[start of Dataset entries]
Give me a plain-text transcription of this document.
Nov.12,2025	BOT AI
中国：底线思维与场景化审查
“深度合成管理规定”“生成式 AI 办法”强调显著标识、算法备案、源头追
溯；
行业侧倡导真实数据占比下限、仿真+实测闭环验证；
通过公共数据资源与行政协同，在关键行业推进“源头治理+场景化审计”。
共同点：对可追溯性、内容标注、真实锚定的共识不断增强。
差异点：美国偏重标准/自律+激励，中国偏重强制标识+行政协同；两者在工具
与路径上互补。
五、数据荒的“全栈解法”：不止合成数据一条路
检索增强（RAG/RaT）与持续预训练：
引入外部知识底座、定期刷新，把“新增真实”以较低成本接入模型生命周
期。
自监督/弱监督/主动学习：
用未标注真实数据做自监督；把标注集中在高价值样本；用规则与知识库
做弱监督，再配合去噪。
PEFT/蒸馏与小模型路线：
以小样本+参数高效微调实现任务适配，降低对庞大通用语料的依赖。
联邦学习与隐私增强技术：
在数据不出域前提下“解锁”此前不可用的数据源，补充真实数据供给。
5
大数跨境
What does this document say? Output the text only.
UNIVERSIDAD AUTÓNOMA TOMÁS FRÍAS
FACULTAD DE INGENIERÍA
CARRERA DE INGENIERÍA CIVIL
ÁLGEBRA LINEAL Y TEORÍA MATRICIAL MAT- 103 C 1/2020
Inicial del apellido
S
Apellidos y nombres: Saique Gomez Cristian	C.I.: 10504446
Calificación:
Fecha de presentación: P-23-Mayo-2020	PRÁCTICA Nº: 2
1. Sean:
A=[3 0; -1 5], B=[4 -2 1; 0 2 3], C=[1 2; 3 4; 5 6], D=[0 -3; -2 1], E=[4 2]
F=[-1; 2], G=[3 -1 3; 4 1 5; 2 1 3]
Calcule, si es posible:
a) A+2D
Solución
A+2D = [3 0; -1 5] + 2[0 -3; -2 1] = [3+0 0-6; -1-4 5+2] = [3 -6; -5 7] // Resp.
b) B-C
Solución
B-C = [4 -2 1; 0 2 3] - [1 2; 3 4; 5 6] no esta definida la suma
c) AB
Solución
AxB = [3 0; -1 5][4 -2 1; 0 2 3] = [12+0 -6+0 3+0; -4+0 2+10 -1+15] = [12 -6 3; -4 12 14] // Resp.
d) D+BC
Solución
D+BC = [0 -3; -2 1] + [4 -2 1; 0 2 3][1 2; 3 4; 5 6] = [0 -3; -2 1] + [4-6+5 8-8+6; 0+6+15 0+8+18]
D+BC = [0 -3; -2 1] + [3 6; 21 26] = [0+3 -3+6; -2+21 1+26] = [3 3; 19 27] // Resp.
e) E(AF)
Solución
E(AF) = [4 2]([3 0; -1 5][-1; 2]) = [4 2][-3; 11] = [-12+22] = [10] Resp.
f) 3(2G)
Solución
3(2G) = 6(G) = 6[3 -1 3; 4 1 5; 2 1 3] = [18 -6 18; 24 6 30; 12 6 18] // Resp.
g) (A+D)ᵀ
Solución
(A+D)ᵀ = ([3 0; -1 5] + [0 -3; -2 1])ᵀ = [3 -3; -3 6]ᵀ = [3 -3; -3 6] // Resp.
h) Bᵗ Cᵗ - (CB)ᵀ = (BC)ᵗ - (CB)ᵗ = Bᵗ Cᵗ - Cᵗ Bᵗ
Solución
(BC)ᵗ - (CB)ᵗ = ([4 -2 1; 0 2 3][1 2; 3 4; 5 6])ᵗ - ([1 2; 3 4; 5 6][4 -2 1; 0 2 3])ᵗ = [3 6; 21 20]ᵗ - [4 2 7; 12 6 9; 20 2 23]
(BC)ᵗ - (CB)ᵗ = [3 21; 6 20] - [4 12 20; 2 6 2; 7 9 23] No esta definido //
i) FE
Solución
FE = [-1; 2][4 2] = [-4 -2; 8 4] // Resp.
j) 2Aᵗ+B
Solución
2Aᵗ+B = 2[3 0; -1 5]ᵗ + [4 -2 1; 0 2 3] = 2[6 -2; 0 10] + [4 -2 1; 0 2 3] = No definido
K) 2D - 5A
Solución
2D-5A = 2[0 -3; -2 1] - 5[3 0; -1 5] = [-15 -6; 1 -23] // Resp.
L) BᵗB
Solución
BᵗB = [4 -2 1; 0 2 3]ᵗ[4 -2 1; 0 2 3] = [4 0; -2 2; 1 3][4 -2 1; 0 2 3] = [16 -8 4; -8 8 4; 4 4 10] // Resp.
[end of Dataset entries]
▶ Exercise task: Write the entire listing out again, word for word.

▶ Reply to the task:
Give me a plain-text transcription of this document.
Nov.12,2025	BOT AI
中国：底线思维与场景化审查
“深度合成管理规定”“生成式 AI 办法”强调显著标识、算法备案、源头追
溯；
行业侧倡导真实数据占比下限、仿真+实测闭环验证；
通过公共数据资源与行政协同，在关键行业推进“源头治理+场景化审计”。
共同点：对可追溯性、内容标注、真实锚定的共识不断增强。
差异点：美国偏重标准/自律+激励，中国偏重强制标识+行政协同；两者在工具
与路径上互补。
五、数据荒的“全栈解法”：不止合成数据一条路
检索增强（RAG/RaT）与持续预训练：
引入外部知识底座、定期刷新，把“新增真实”以较低成本接入模型生命周
期。
自监督/弱监督/主动学习：
用未标注真实数据做自监督；把标注集中在高价值样本；用规则与知识库
做弱监督，再配合去噪。
PEFT/蒸馏与小模型路线：
以小样本+参数高效微调实现任务适配，降低对庞大通用语料的依赖。
联邦学习与隐私增强技术：
在数据不出域前提下“解锁”此前不可用的数据源，补充真实数据供给。
5
大数跨境
What does this document say? Output the text only.
UNIVERSIDAD AUTÓNOMA TOMÁS FRÍAS
FACULTAD DE INGENIERÍA
CARRERA DE INGENIERÍA CIVIL
ÁLGEBRA LINEAL Y TEORÍA MATRICIAL MAT- 103 C 1/2020
Inicial del apellido
S
Apellidos y nombres: Saique Gomez Cristian	C.I.: 10504446
Calificación:
Fecha de presentación: P-23-Mayo-2020	PRÁCTICA Nº: 2
1. Sean:
A=[3 0; -1 5], B=[4 -2 1; 0 2 3], C=[1 2; 3 4; 5 6], D=[0 -3; -2 1], E=[4 2]
F=[-1; 2], G=[3 -1 3; 4 1 5; 2 1 3]
Calcule, si es posible:
a) A+2D
Solución
A+2D = [3 0; -1 5] + 2[0 -3; -2 1] = [3+0 0-6; -1-4 5+2] = [3 -6; -5 7] // Resp.
b) B-C
Solución
B-C = [4 -2 1; 0 2 3] - [1 2; 3 4; 5 6] no esta definida la suma
c) AB
Solución
AxB = [3 0; -1 5][4 -2 1; 0 2 3] = [12+0 -6+0 3+0; -4+0 2+10 -1+15] = [12 -6 3; -4 12 14] // Resp.
d) D+BC
Solución
D+BC = [0 -3; -2 1] + [4 -2 1; 0 2 3][1 2; 3 4; 5 6] = [0 -3; -2 1] + [4-6+5 8-8+6; 0+6+15 0+8+18]
D+BC = [0 -3; -2 1] + [3 6; 21 26] = [0+3 -3+6; -2+21 1+26] = [3 3; 19 27] // Resp.
e) E(AF)
Solución
E(AF) = [4 2]([3 0; -1 5][-1; 2]) = [4 2][-3; 11] = [-12+22] = [10] Resp.
f) 3(2G)
Solución
3(2G) = 6(G) = 6[3 -1 3; 4 1 5; 2 1 3] = [18 -6 18; 24 6 30; 12 6 18] // Resp.
g) (A+D)ᵀ
Solución
(A+D)ᵀ = ([3 0; -1 5] + [0 -3; -2 1])ᵀ = [3 -3; -3 6]ᵀ = [3 -3; -3 6] // Resp.
h) Bᵗ Cᵗ - (CB)ᵀ = (BC)ᵗ - (CB)ᵗ = Bᵗ Cᵗ - Cᵗ Bᵗ
Solución
(BC)ᵗ - (CB)ᵗ = ([4 -2 1; 0 2 3][1 2; 3 4; 5 6])ᵗ - ([1 2; 3 4; 5 6][4 -2 1; 0 2 3])ᵗ = [3 6; 21 20]ᵗ - [4 2 7; 12 6 9; 20 2 23]
(BC)ᵗ - (CB)ᵗ = [3 21; 6 20] - [4 12 20; 2 6 2; 7 9 23] No esta definido //
i) FE
Solución
FE = [-1; 2][4 2] = [-4 -2; 8 4] // Resp.
j) 2Aᵗ+B
Solución
2Aᵗ+B = 2[3 0; -1 5]ᵗ + [4 -2 1; 0 2 3] = 2[6 -2; 0 10] + [4 -2 1; 0 2 3] = No definido
K) 2D - 5A
Solución
2D-5A = 2[0 -3; -2 1] - 5[3 0; -1 5] = [-15 -6; 1 -23] // Resp.
L) BᵗB
Solución
BᵗB = [4 -2 1; 0 2 3]ᵗ[4 -2 1; 0 2 3] = [4 0; -2 2; 1 3][4 -2 1; 0 2 3] = [16 -8 4; -8 8 4; 4 4 10] // Resp.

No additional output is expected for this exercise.